"""

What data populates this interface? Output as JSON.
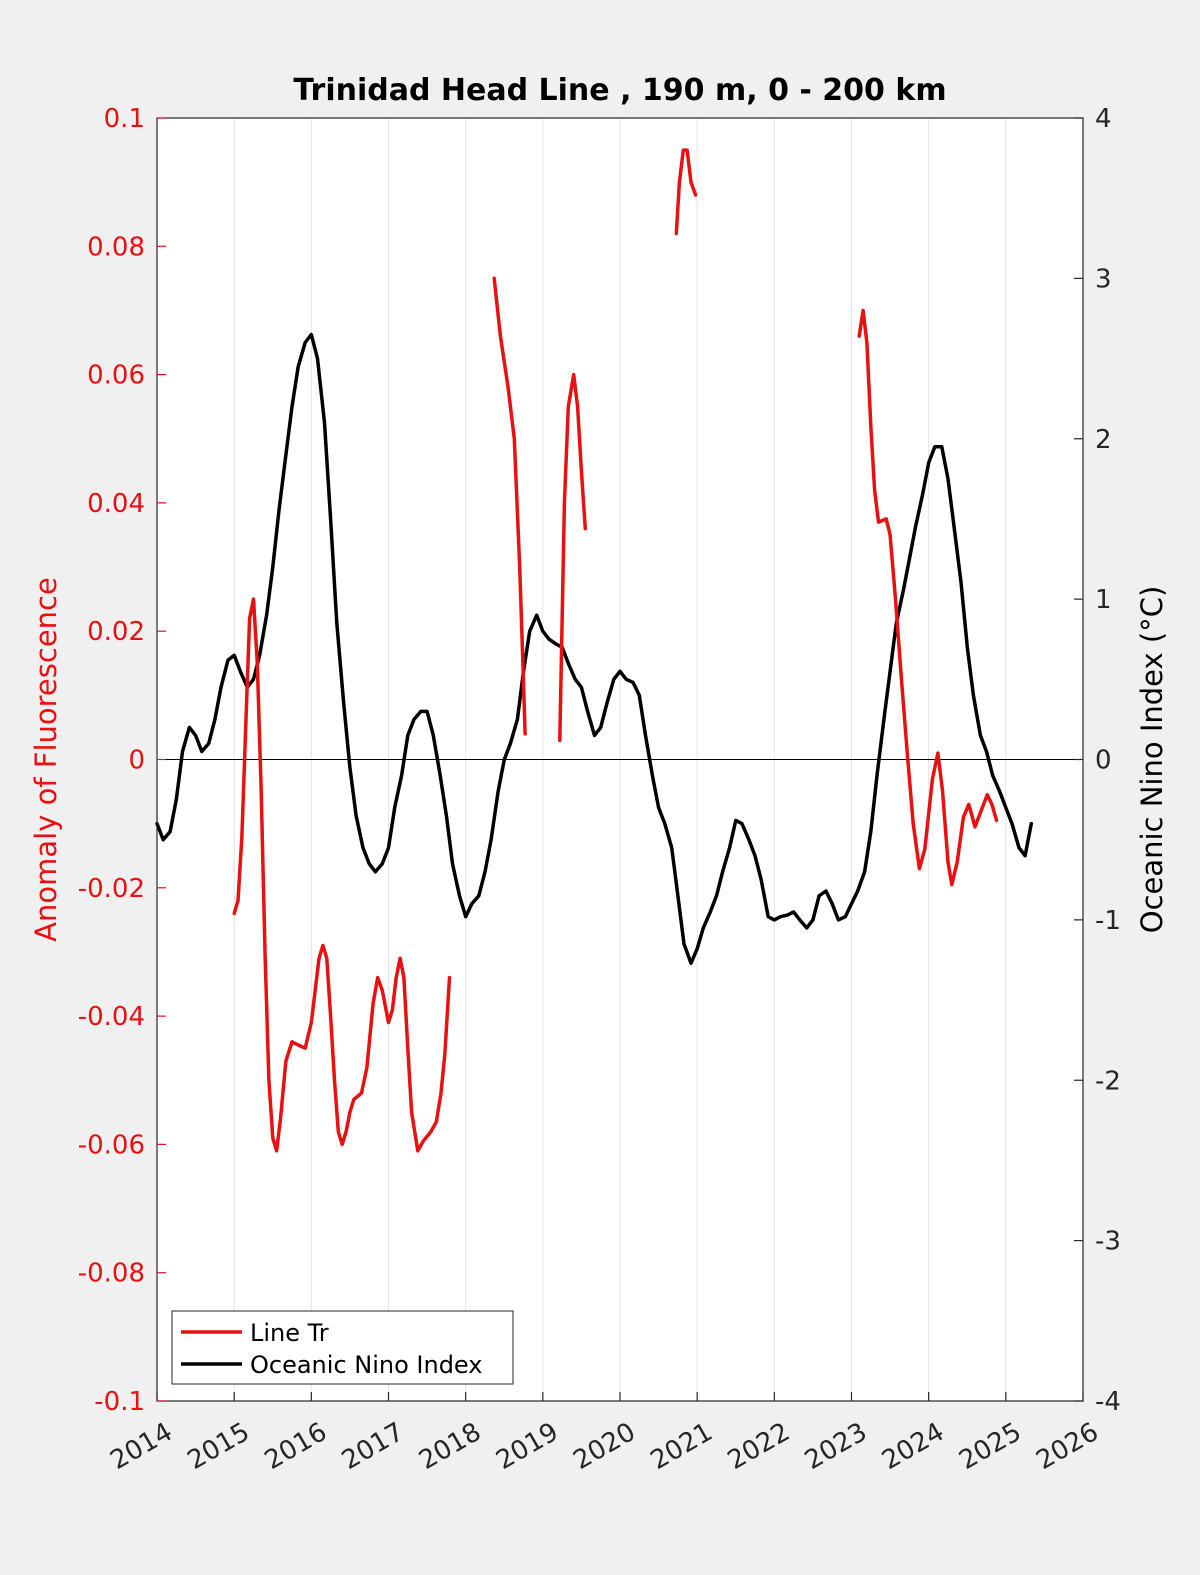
{
  "chart_data": {
    "type": "line",
    "title": "Trinidad Head Line , 190 m, 0 - 200 km",
    "xlabel": "",
    "ylabel_left": "Anomaly of Fluorescence",
    "ylabel_right": "Oceanic Nino Index (°C)",
    "xlim": [
      2014,
      2026
    ],
    "ylim_left": [
      -0.1,
      0.1
    ],
    "ylim_right": [
      -4,
      4
    ],
    "x_ticks": [
      "2014",
      "2015",
      "2016",
      "2017",
      "2018",
      "2019",
      "2020",
      "2021",
      "2022",
      "2023",
      "2024",
      "2025",
      "2026"
    ],
    "y_ticks_left": [
      "0.1",
      "0.08",
      "0.06",
      "0.04",
      "0.02",
      "0",
      "-0.02",
      "-0.04",
      "-0.06",
      "-0.08",
      "-0.1"
    ],
    "y_ticks_right": [
      "4",
      "3",
      "2",
      "1",
      "0",
      "-1",
      "-2",
      "-3",
      "-4"
    ],
    "grid": "vertical",
    "legend_position": "bottom-left",
    "colors": {
      "line_tr": "#e81010",
      "oni": "#000000",
      "left_axis": "#e81010",
      "right_axis": "#000000"
    },
    "series": [
      {
        "name": "Line Tr",
        "axis": "left",
        "segments": [
          [
            [
              2015.0,
              -0.024
            ],
            [
              2015.05,
              -0.022
            ],
            [
              2015.1,
              -0.012
            ],
            [
              2015.15,
              0.005
            ],
            [
              2015.2,
              0.022
            ],
            [
              2015.25,
              0.025
            ],
            [
              2015.3,
              0.015
            ],
            [
              2015.35,
              -0.005
            ],
            [
              2015.4,
              -0.03
            ],
            [
              2015.45,
              -0.05
            ],
            [
              2015.5,
              -0.059
            ],
            [
              2015.55,
              -0.061
            ],
            [
              2015.6,
              -0.056
            ],
            [
              2015.67,
              -0.047
            ],
            [
              2015.75,
              -0.044
            ],
            [
              2015.83,
              -0.0445
            ],
            [
              2015.92,
              -0.045
            ],
            [
              2016.0,
              -0.041
            ],
            [
              2016.05,
              -0.036
            ],
            [
              2016.1,
              -0.031
            ],
            [
              2016.15,
              -0.029
            ],
            [
              2016.2,
              -0.031
            ],
            [
              2016.25,
              -0.04
            ],
            [
              2016.3,
              -0.05
            ],
            [
              2016.35,
              -0.058
            ],
            [
              2016.4,
              -0.06
            ],
            [
              2016.45,
              -0.058
            ],
            [
              2016.5,
              -0.055
            ],
            [
              2016.55,
              -0.053
            ],
            [
              2016.65,
              -0.052
            ],
            [
              2016.72,
              -0.048
            ],
            [
              2016.8,
              -0.038
            ],
            [
              2016.86,
              -0.034
            ],
            [
              2016.92,
              -0.036
            ],
            [
              2017.0,
              -0.041
            ],
            [
              2017.05,
              -0.039
            ],
            [
              2017.1,
              -0.034
            ],
            [
              2017.15,
              -0.031
            ],
            [
              2017.2,
              -0.034
            ],
            [
              2017.25,
              -0.045
            ],
            [
              2017.3,
              -0.055
            ],
            [
              2017.38,
              -0.061
            ],
            [
              2017.45,
              -0.0595
            ],
            [
              2017.55,
              -0.058
            ],
            [
              2017.62,
              -0.0565
            ],
            [
              2017.68,
              -0.052
            ],
            [
              2017.73,
              -0.046
            ],
            [
              2017.79,
              -0.034
            ]
          ],
          [
            [
              2018.37,
              0.075
            ],
            [
              2018.45,
              0.066
            ],
            [
              2018.55,
              0.058
            ],
            [
              2018.63,
              0.05
            ],
            [
              2018.7,
              0.03
            ],
            [
              2018.75,
              0.012
            ],
            [
              2018.77,
              0.004
            ]
          ],
          [
            [
              2019.22,
              0.003
            ],
            [
              2019.28,
              0.04
            ],
            [
              2019.33,
              0.055
            ],
            [
              2019.4,
              0.06
            ],
            [
              2019.45,
              0.055
            ],
            [
              2019.5,
              0.045
            ],
            [
              2019.55,
              0.036
            ]
          ],
          [
            [
              2020.73,
              0.082
            ],
            [
              2020.77,
              0.09
            ],
            [
              2020.82,
              0.095
            ],
            [
              2020.87,
              0.095
            ],
            [
              2020.92,
              0.09
            ],
            [
              2020.98,
              0.088
            ]
          ],
          [
            [
              2023.1,
              0.066
            ],
            [
              2023.15,
              0.07
            ],
            [
              2023.2,
              0.065
            ],
            [
              2023.25,
              0.052
            ],
            [
              2023.3,
              0.042
            ],
            [
              2023.35,
              0.037
            ],
            [
              2023.45,
              0.0375
            ],
            [
              2023.5,
              0.035
            ],
            [
              2023.57,
              0.025
            ],
            [
              2023.65,
              0.012
            ],
            [
              2023.73,
              0.0
            ],
            [
              2023.8,
              -0.01
            ],
            [
              2023.88,
              -0.017
            ],
            [
              2023.95,
              -0.014
            ],
            [
              2024.05,
              -0.003
            ],
            [
              2024.12,
              0.001
            ],
            [
              2024.18,
              -0.005
            ],
            [
              2024.25,
              -0.016
            ],
            [
              2024.3,
              -0.0195
            ],
            [
              2024.37,
              -0.016
            ],
            [
              2024.45,
              -0.009
            ],
            [
              2024.52,
              -0.007
            ],
            [
              2024.6,
              -0.0105
            ],
            [
              2024.68,
              -0.008
            ],
            [
              2024.76,
              -0.0055
            ],
            [
              2024.82,
              -0.007
            ],
            [
              2024.88,
              -0.0095
            ]
          ]
        ]
      },
      {
        "name": "Oceanic Nino Index",
        "axis": "right",
        "values": [
          [
            2014.0,
            -0.4
          ],
          [
            2014.08,
            -0.5
          ],
          [
            2014.17,
            -0.45
          ],
          [
            2014.25,
            -0.25
          ],
          [
            2014.33,
            0.05
          ],
          [
            2014.42,
            0.2
          ],
          [
            2014.5,
            0.15
          ],
          [
            2014.58,
            0.05
          ],
          [
            2014.67,
            0.1
          ],
          [
            2014.75,
            0.25
          ],
          [
            2014.83,
            0.45
          ],
          [
            2014.92,
            0.62
          ],
          [
            2015.0,
            0.65
          ],
          [
            2015.08,
            0.55
          ],
          [
            2015.17,
            0.45
          ],
          [
            2015.25,
            0.5
          ],
          [
            2015.33,
            0.65
          ],
          [
            2015.42,
            0.9
          ],
          [
            2015.5,
            1.2
          ],
          [
            2015.58,
            1.55
          ],
          [
            2015.67,
            1.9
          ],
          [
            2015.75,
            2.2
          ],
          [
            2015.83,
            2.45
          ],
          [
            2015.92,
            2.6
          ],
          [
            2016.0,
            2.65
          ],
          [
            2016.08,
            2.5
          ],
          [
            2016.17,
            2.1
          ],
          [
            2016.25,
            1.5
          ],
          [
            2016.33,
            0.85
          ],
          [
            2016.42,
            0.35
          ],
          [
            2016.5,
            -0.05
          ],
          [
            2016.58,
            -0.35
          ],
          [
            2016.67,
            -0.55
          ],
          [
            2016.75,
            -0.65
          ],
          [
            2016.83,
            -0.7
          ],
          [
            2016.92,
            -0.65
          ],
          [
            2017.0,
            -0.55
          ],
          [
            2017.08,
            -0.3
          ],
          [
            2017.17,
            -0.1
          ],
          [
            2017.25,
            0.15
          ],
          [
            2017.33,
            0.25
          ],
          [
            2017.42,
            0.3
          ],
          [
            2017.5,
            0.3
          ],
          [
            2017.58,
            0.15
          ],
          [
            2017.67,
            -0.1
          ],
          [
            2017.75,
            -0.35
          ],
          [
            2017.83,
            -0.65
          ],
          [
            2017.92,
            -0.85
          ],
          [
            2018.0,
            -0.98
          ],
          [
            2018.08,
            -0.9
          ],
          [
            2018.17,
            -0.85
          ],
          [
            2018.25,
            -0.7
          ],
          [
            2018.33,
            -0.5
          ],
          [
            2018.42,
            -0.2
          ],
          [
            2018.5,
            0.0
          ],
          [
            2018.58,
            0.1
          ],
          [
            2018.67,
            0.25
          ],
          [
            2018.75,
            0.55
          ],
          [
            2018.83,
            0.8
          ],
          [
            2018.92,
            0.9
          ],
          [
            2019.0,
            0.8
          ],
          [
            2019.08,
            0.75
          ],
          [
            2019.17,
            0.72
          ],
          [
            2019.25,
            0.7
          ],
          [
            2019.33,
            0.6
          ],
          [
            2019.42,
            0.5
          ],
          [
            2019.5,
            0.45
          ],
          [
            2019.58,
            0.3
          ],
          [
            2019.67,
            0.15
          ],
          [
            2019.75,
            0.2
          ],
          [
            2019.83,
            0.35
          ],
          [
            2019.92,
            0.5
          ],
          [
            2020.0,
            0.55
          ],
          [
            2020.08,
            0.5
          ],
          [
            2020.17,
            0.48
          ],
          [
            2020.25,
            0.4
          ],
          [
            2020.33,
            0.15
          ],
          [
            2020.42,
            -0.1
          ],
          [
            2020.5,
            -0.3
          ],
          [
            2020.58,
            -0.4
          ],
          [
            2020.67,
            -0.55
          ],
          [
            2020.75,
            -0.85
          ],
          [
            2020.83,
            -1.15
          ],
          [
            2020.92,
            -1.27
          ],
          [
            2021.0,
            -1.18
          ],
          [
            2021.08,
            -1.05
          ],
          [
            2021.17,
            -0.95
          ],
          [
            2021.25,
            -0.85
          ],
          [
            2021.33,
            -0.7
          ],
          [
            2021.42,
            -0.55
          ],
          [
            2021.5,
            -0.38
          ],
          [
            2021.58,
            -0.4
          ],
          [
            2021.67,
            -0.5
          ],
          [
            2021.75,
            -0.6
          ],
          [
            2021.83,
            -0.75
          ],
          [
            2021.92,
            -0.98
          ],
          [
            2022.0,
            -1.0
          ],
          [
            2022.08,
            -0.98
          ],
          [
            2022.17,
            -0.97
          ],
          [
            2022.25,
            -0.95
          ],
          [
            2022.33,
            -1.0
          ],
          [
            2022.42,
            -1.05
          ],
          [
            2022.5,
            -1.0
          ],
          [
            2022.58,
            -0.85
          ],
          [
            2022.67,
            -0.82
          ],
          [
            2022.75,
            -0.9
          ],
          [
            2022.83,
            -1.0
          ],
          [
            2022.92,
            -0.98
          ],
          [
            2023.0,
            -0.9
          ],
          [
            2023.08,
            -0.82
          ],
          [
            2023.17,
            -0.7
          ],
          [
            2023.25,
            -0.45
          ],
          [
            2023.33,
            -0.1
          ],
          [
            2023.42,
            0.25
          ],
          [
            2023.5,
            0.55
          ],
          [
            2023.58,
            0.85
          ],
          [
            2023.67,
            1.05
          ],
          [
            2023.75,
            1.25
          ],
          [
            2023.83,
            1.45
          ],
          [
            2023.92,
            1.65
          ],
          [
            2024.0,
            1.85
          ],
          [
            2024.08,
            1.95
          ],
          [
            2024.17,
            1.95
          ],
          [
            2024.25,
            1.75
          ],
          [
            2024.33,
            1.45
          ],
          [
            2024.42,
            1.1
          ],
          [
            2024.5,
            0.7
          ],
          [
            2024.58,
            0.4
          ],
          [
            2024.67,
            0.15
          ],
          [
            2024.75,
            0.05
          ],
          [
            2024.83,
            -0.1
          ],
          [
            2024.92,
            -0.2
          ],
          [
            2025.0,
            -0.3
          ],
          [
            2025.08,
            -0.4
          ],
          [
            2025.17,
            -0.55
          ],
          [
            2025.25,
            -0.6
          ],
          [
            2025.33,
            -0.4
          ]
        ]
      }
    ]
  }
}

"""

:: CHALLENGE ::
Look above for every line with the word "name" and copy it.

:: ANSWER FOR THE TASK ::
        "name": "Line Tr",
        "name": "Oceanic Nino Index",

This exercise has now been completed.